═════ DATASET ENTRIES

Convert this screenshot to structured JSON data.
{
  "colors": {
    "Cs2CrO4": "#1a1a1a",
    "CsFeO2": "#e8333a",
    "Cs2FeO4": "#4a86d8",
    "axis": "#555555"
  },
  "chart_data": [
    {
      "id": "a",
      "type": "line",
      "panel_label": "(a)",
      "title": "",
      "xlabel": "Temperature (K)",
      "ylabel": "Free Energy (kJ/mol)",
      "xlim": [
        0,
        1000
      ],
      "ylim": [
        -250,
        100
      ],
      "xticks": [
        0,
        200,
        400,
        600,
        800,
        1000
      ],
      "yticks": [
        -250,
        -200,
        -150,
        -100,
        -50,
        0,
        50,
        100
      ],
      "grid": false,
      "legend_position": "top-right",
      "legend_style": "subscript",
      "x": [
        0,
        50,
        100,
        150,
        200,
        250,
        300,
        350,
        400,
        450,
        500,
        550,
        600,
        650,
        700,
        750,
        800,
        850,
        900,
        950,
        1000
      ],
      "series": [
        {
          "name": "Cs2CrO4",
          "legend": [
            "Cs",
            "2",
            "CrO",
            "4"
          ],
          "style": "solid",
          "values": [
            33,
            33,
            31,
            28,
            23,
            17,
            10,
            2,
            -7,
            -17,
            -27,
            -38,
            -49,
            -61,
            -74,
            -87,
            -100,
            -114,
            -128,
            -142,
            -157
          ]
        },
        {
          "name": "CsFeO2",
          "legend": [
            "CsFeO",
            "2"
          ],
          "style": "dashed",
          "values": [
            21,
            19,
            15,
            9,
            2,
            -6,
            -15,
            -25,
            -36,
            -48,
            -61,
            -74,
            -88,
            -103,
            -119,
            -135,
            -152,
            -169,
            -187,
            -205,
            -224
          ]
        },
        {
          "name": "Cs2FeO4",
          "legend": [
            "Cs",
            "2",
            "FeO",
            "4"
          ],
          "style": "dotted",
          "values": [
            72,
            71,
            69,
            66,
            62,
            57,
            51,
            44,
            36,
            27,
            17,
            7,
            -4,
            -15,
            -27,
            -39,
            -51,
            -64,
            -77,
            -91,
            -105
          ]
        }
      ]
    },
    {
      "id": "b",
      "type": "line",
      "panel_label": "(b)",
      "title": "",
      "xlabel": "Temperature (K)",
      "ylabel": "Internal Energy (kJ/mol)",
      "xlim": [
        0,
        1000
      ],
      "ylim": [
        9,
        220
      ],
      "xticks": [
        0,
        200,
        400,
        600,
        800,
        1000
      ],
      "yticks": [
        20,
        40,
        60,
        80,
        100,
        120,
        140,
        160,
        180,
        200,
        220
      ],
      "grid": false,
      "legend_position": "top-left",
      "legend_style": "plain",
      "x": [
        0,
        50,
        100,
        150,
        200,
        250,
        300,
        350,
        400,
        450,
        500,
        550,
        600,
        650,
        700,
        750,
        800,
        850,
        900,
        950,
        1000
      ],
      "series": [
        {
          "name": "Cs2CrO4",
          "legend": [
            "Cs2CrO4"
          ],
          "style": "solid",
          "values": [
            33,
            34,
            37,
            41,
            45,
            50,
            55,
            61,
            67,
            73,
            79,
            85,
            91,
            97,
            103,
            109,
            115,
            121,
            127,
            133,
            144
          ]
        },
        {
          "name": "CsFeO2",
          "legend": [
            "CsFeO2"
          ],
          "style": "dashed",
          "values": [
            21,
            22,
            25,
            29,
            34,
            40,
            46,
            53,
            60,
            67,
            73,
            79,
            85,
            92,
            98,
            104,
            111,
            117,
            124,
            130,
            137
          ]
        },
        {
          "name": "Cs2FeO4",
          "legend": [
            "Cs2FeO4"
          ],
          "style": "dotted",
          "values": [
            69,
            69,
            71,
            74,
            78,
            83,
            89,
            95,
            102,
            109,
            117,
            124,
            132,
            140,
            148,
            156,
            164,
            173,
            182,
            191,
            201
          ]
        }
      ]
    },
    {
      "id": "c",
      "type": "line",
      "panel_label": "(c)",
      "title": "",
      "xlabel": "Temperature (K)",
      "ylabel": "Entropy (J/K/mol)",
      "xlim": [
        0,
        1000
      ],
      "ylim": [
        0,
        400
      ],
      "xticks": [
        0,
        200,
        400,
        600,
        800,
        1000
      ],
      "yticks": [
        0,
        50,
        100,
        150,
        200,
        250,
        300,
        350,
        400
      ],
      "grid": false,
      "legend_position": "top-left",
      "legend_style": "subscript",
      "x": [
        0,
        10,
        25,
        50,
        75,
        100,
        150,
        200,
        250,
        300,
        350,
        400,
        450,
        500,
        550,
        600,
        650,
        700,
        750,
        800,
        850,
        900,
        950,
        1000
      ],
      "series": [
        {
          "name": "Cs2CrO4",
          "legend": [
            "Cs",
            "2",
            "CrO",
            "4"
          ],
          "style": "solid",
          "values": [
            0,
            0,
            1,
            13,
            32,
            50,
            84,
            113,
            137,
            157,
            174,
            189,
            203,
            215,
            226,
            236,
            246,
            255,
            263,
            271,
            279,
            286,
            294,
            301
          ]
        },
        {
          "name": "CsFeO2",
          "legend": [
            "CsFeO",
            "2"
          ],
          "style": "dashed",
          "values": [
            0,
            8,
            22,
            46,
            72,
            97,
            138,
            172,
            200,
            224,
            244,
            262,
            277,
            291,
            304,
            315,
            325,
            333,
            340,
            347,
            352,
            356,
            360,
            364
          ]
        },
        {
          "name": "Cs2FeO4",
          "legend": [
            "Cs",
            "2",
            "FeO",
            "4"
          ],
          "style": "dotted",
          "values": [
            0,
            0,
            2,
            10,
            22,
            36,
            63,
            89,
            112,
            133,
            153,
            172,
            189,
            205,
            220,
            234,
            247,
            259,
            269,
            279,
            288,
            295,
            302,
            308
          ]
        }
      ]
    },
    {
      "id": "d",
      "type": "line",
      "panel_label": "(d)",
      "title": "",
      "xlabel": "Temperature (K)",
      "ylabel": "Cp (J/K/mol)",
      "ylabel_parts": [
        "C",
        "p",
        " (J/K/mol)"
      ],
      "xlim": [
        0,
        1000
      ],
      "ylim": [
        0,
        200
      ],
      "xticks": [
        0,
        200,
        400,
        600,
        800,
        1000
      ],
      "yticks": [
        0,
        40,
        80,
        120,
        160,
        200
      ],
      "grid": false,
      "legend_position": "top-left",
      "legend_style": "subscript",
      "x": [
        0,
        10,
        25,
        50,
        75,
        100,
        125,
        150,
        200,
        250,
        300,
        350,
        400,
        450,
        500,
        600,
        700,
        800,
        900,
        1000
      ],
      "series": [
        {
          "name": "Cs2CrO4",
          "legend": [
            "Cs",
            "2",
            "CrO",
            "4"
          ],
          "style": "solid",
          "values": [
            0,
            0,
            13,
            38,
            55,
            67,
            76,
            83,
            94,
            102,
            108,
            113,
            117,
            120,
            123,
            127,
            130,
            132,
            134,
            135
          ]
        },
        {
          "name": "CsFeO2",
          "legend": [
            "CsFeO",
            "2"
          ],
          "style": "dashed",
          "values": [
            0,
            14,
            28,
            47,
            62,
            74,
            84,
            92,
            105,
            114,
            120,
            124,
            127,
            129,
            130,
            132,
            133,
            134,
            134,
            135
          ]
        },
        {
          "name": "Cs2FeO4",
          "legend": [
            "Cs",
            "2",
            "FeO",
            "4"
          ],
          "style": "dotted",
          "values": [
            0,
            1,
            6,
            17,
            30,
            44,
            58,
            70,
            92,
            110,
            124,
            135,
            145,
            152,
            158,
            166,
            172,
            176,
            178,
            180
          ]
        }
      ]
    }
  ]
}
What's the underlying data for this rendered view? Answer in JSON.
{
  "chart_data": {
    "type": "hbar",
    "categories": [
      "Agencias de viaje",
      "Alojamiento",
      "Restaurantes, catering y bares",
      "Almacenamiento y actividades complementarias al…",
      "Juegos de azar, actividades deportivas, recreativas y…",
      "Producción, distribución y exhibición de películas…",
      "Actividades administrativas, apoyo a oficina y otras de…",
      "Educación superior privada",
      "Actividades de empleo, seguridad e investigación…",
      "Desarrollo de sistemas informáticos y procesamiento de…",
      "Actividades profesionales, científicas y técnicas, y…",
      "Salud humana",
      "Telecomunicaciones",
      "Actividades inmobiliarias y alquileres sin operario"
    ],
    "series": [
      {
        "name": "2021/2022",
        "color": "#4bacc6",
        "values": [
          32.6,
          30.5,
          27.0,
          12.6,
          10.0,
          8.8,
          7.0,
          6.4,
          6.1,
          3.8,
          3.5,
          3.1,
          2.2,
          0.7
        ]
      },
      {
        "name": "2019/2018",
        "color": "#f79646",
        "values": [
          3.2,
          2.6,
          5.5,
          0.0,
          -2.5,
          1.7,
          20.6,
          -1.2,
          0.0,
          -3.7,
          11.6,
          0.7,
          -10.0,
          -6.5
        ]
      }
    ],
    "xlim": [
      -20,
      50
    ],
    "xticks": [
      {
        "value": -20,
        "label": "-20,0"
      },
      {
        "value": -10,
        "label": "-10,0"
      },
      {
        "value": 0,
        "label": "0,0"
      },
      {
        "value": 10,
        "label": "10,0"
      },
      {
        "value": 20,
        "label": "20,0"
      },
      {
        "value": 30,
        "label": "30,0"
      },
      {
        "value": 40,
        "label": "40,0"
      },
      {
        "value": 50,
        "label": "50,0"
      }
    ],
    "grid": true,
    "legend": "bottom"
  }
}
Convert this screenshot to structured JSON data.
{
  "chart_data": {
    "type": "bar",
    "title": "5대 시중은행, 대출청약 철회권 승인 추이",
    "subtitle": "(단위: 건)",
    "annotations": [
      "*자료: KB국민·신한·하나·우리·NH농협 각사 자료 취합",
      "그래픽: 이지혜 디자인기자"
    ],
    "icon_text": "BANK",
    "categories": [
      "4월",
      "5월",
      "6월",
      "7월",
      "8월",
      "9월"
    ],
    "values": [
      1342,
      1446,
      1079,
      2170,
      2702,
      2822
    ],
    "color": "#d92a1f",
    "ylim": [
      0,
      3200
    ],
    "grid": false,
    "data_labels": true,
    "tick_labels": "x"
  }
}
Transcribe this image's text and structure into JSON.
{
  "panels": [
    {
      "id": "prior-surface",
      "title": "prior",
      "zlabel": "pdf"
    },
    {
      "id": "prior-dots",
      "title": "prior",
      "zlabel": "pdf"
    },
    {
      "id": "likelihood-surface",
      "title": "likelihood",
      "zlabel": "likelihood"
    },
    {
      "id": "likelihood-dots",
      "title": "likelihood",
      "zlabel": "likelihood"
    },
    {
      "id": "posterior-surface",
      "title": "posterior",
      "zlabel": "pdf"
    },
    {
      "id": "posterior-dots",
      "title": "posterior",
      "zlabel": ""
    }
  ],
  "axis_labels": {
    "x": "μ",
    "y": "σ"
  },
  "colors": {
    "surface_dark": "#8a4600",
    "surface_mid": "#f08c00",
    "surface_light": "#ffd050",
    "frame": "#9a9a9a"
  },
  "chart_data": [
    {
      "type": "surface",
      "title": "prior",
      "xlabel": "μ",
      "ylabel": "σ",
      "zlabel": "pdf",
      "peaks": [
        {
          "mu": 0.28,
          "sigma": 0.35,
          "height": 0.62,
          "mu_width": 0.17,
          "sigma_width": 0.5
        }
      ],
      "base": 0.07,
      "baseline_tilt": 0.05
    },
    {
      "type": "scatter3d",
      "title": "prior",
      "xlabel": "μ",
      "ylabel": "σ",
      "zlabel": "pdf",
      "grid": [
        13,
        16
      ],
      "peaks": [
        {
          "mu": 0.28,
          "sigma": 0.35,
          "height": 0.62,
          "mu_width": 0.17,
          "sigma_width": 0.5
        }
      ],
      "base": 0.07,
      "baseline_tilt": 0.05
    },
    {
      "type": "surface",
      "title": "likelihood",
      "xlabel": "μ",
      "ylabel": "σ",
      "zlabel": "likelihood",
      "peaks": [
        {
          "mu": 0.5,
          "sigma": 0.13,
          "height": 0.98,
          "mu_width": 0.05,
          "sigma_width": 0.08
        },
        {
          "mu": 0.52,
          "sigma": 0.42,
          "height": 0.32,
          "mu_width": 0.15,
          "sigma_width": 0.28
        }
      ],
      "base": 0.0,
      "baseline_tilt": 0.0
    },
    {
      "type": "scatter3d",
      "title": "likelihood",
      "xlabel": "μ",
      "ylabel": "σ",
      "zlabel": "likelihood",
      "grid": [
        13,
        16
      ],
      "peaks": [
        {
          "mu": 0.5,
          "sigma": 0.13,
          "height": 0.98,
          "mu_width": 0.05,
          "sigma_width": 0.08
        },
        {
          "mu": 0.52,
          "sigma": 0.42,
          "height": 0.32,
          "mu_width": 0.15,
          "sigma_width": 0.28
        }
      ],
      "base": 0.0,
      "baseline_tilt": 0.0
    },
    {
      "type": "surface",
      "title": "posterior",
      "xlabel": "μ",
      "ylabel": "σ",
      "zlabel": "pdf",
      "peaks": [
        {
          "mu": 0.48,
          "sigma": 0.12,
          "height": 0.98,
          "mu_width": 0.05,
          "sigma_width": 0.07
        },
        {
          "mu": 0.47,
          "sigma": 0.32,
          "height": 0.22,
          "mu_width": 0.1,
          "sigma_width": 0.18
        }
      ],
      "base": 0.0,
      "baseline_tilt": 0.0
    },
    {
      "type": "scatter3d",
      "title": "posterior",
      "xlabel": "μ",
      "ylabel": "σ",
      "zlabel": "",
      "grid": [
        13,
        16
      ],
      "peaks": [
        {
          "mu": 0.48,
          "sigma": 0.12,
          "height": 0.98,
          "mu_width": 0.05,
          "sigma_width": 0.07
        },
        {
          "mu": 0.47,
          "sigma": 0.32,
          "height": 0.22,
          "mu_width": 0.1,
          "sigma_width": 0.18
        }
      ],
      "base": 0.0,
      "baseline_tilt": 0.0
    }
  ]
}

══════════

WHAT TO DO
Every line of the records that includes the word "Energy" should be gathered.

CORRECT ANSWER
      "ylabel": "Free Energy (kJ/mol)",
      "ylabel": "Internal Energy (kJ/mol)",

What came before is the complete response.